>> Begin Data shown

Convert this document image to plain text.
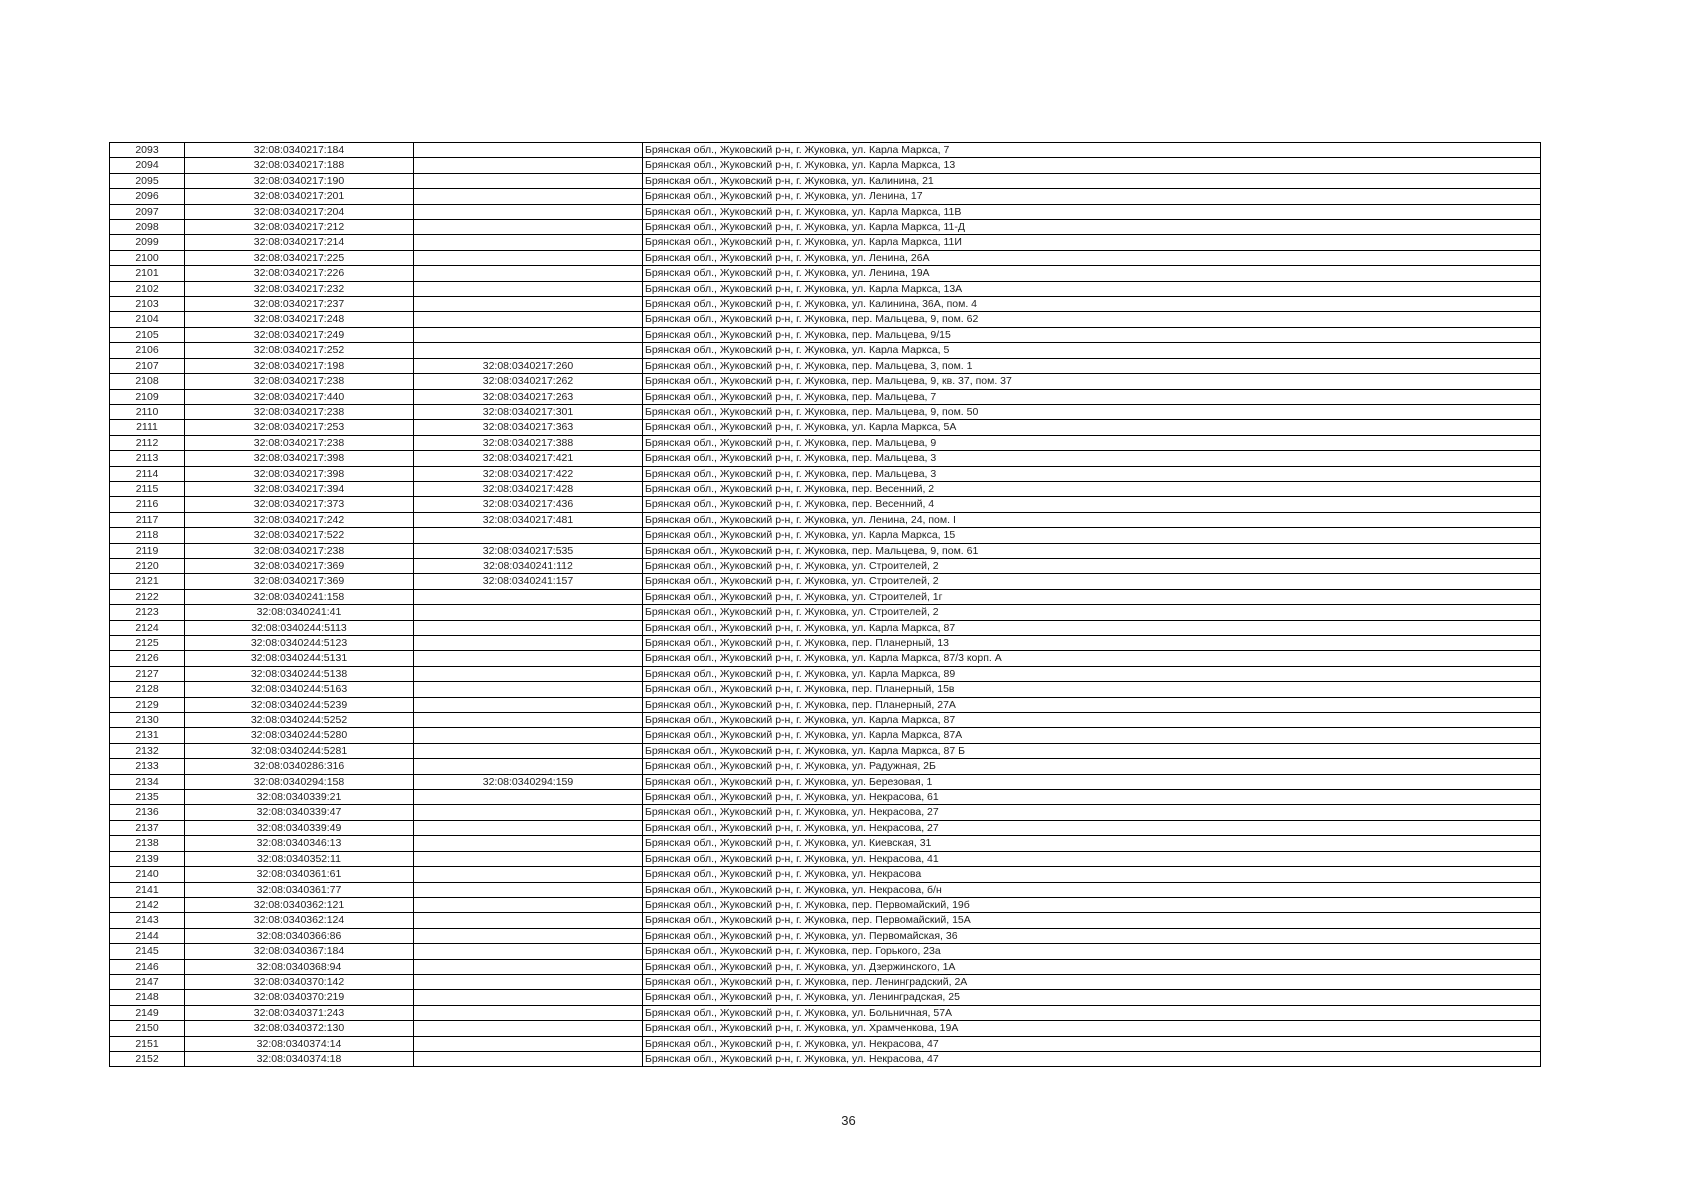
2093	32:08:0340217:184		Брянская обл., Жуковский р-н, г. Жуковка, ул. Карла Маркса, 7
2094	32:08:0340217:188		Брянская обл., Жуковский р-н, г. Жуковка, ул. Карла Маркса, 13
2095	32:08:0340217:190		Брянская обл., Жуковский р-н, г. Жуковка, ул. Калинина, 21
2096	32:08:0340217:201		Брянская обл., Жуковский р-н, г. Жуковка, ул. Ленина, 17
2097	32:08:0340217:204		Брянская обл., Жуковский р-н, г. Жуковка, ул. Карла Маркса, 11В
2098	32:08:0340217:212		Брянская обл., Жуковский р-н, г. Жуковка, ул. Карла Маркса, 11-Д
2099	32:08:0340217:214		Брянская обл., Жуковский р-н, г. Жуковка, ул. Карла Маркса, 11И
2100	32:08:0340217:225		Брянская обл., Жуковский р-н, г. Жуковка, ул. Ленина, 26А
2101	32:08:0340217:226		Брянская обл., Жуковский р-н, г. Жуковка, ул. Ленина, 19А
2102	32:08:0340217:232		Брянская обл., Жуковский р-н, г. Жуковка, ул. Карла Маркса, 13А
2103	32:08:0340217:237		Брянская обл., Жуковский р-н, г. Жуковка, ул. Калинина, 36А, пом. 4
2104	32:08:0340217:248		Брянская обл., Жуковский р-н, г. Жуковка, пер. Мальцева, 9, пом. 62
2105	32:08:0340217:249		Брянская обл., Жуковский р-н, г. Жуковка, пер. Мальцева, 9/15
2106	32:08:0340217:252		Брянская обл., Жуковский р-н, г. Жуковка, ул. Карла Маркса, 5
2107	32:08:0340217:198	32:08:0340217:260	Брянская обл., Жуковский р-н, г. Жуковка, пер. Мальцева, 3, пом. 1
2108	32:08:0340217:238	32:08:0340217:262	Брянская обл., Жуковский р-н, г. Жуковка, пер. Мальцева, 9, кв. 37, пом. 37
2109	32:08:0340217:440	32:08:0340217:263	Брянская обл., Жуковский р-н, г. Жуковка, пер. Мальцева, 7
2110	32:08:0340217:238	32:08:0340217:301	Брянская обл., Жуковский р-н, г. Жуковка, пер. Мальцева, 9, пом. 50
2111	32:08:0340217:253	32:08:0340217:363	Брянская обл., Жуковский р-н, г. Жуковка, ул. Карла Маркса, 5А
2112	32:08:0340217:238	32:08:0340217:388	Брянская обл., Жуковский р-н, г. Жуковка, пер. Мальцева, 9
2113	32:08:0340217:398	32:08:0340217:421	Брянская обл., Жуковский р-н, г. Жуковка, пер. Мальцева, 3
2114	32:08:0340217:398	32:08:0340217:422	Брянская обл., Жуковский р-н, г. Жуковка, пер. Мальцева, 3
2115	32:08:0340217:394	32:08:0340217:428	Брянская обл., Жуковский р-н, г. Жуковка, пер. Весенний, 2
2116	32:08:0340217:373	32:08:0340217:436	Брянская обл., Жуковский р-н, г. Жуковка, пер. Весенний, 4
2117	32:08:0340217:242	32:08:0340217:481	Брянская обл., Жуковский р-н, г. Жуковка, ул. Ленина, 24, пом. I
2118	32:08:0340217:522		Брянская обл., Жуковский р-н, г. Жуковка, ул. Карла Маркса, 15
2119	32:08:0340217:238	32:08:0340217:535	Брянская обл., Жуковский р-н, г. Жуковка, пер. Мальцева, 9, пом. 61
2120	32:08:0340217:369	32:08:0340241:112	Брянская обл., Жуковский р-н, г. Жуковка, ул. Строителей, 2
2121	32:08:0340217:369	32:08:0340241:157	Брянская обл., Жуковский р-н, г. Жуковка, ул. Строителей, 2
2122	32:08:0340241:158		Брянская обл., Жуковский р-н, г. Жуковка, ул. Строителей, 1г
2123	32:08:0340241:41		Брянская обл., Жуковский р-н, г. Жуковка, ул. Строителей, 2
2124	32:08:0340244:5113		Брянская обл., Жуковский р-н, г. Жуковка, ул. Карла Маркса, 87
2125	32:08:0340244:5123		Брянская обл., Жуковский р-н, г. Жуковка, пер. Планерный, 13
2126	32:08:0340244:5131		Брянская обл., Жуковский р-н, г. Жуковка, ул. Карла Маркса, 87/3 корп. А
2127	32:08:0340244:5138		Брянская обл., Жуковский р-н, г. Жуковка, ул. Карла Маркса, 89
2128	32:08:0340244:5163		Брянская обл., Жуковский р-н, г. Жуковка, пер. Планерный, 15в
2129	32:08:0340244:5239		Брянская обл., Жуковский р-н, г. Жуковка, пер. Планерный, 27А
2130	32:08:0340244:5252		Брянская обл., Жуковский р-н, г. Жуковка, ул. Карла Маркса, 87
2131	32:08:0340244:5280		Брянская обл., Жуковский р-н, г. Жуковка, ул. Карла Маркса, 87А
2132	32:08:0340244:5281		Брянская обл., Жуковский р-н, г. Жуковка, ул. Карла Маркса, 87 Б
2133	32:08:0340286:316		Брянская обл., Жуковский р-н, г. Жуковка, ул. Радужная, 2Б
2134	32:08:0340294:158	32:08:0340294:159	Брянская обл., Жуковский р-н, г. Жуковка, ул. Березовая, 1
2135	32:08:0340339:21		Брянская обл., Жуковский р-н, г. Жуковка, ул. Некрасова, 61
2136	32:08:0340339:47		Брянская обл., Жуковский р-н, г. Жуковка, ул. Некрасова, 27
2137	32:08:0340339:49		Брянская обл., Жуковский р-н, г. Жуковка, ул. Некрасова, 27
2138	32:08:0340346:13		Брянская обл., Жуковский р-н, г. Жуковка, ул. Киевская, 31
2139	32:08:0340352:11		Брянская обл., Жуковский р-н, г. Жуковка, ул. Некрасова, 41
2140	32:08:0340361:61		Брянская обл., Жуковский р-н, г. Жуковка, ул. Некрасова
2141	32:08:0340361:77		Брянская обл., Жуковский р-н, г. Жуковка, ул. Некрасова, б/н
2142	32:08:0340362:121		Брянская обл., Жуковский р-н, г. Жуковка, пер. Первомайский, 19б
2143	32:08:0340362:124		Брянская обл., Жуковский р-н, г. Жуковка, пер. Первомайский, 15А
2144	32:08:0340366:86		Брянская обл., Жуковский р-н, г. Жуковка, ул. Первомайская, 36
2145	32:08:0340367:184		Брянская обл., Жуковский р-н, г. Жуковка, пер. Горького, 23а
2146	32:08:0340368:94		Брянская обл., Жуковский р-н, г. Жуковка, ул. Дзержинского, 1А
2147	32:08:0340370:142		Брянская обл., Жуковский р-н, г. Жуковка, пер. Ленинградский, 2А
2148	32:08:0340370:219		Брянская обл., Жуковский р-н, г. Жуковка, ул. Ленинградская, 25
2149	32:08:0340371:243		Брянская обл., Жуковский р-н, г. Жуковка, ул. Больничная, 57А
2150	32:08:0340372:130		Брянская обл., Жуковский р-н, г. Жуковка, ул. Храмченкова, 19А
2151	32:08:0340374:14		Брянская обл., Жуковский р-н, г. Жуковка, ул. Некрасова, 47
2152	32:08:0340374:18		Брянская обл., Жуковский р-н, г. Жуковка, ул. Некрасова, 47
36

>> End Data shown

## Directions
The word "Первомайский" appears in how many lines of the data? Answer with only the number.

## Written response
2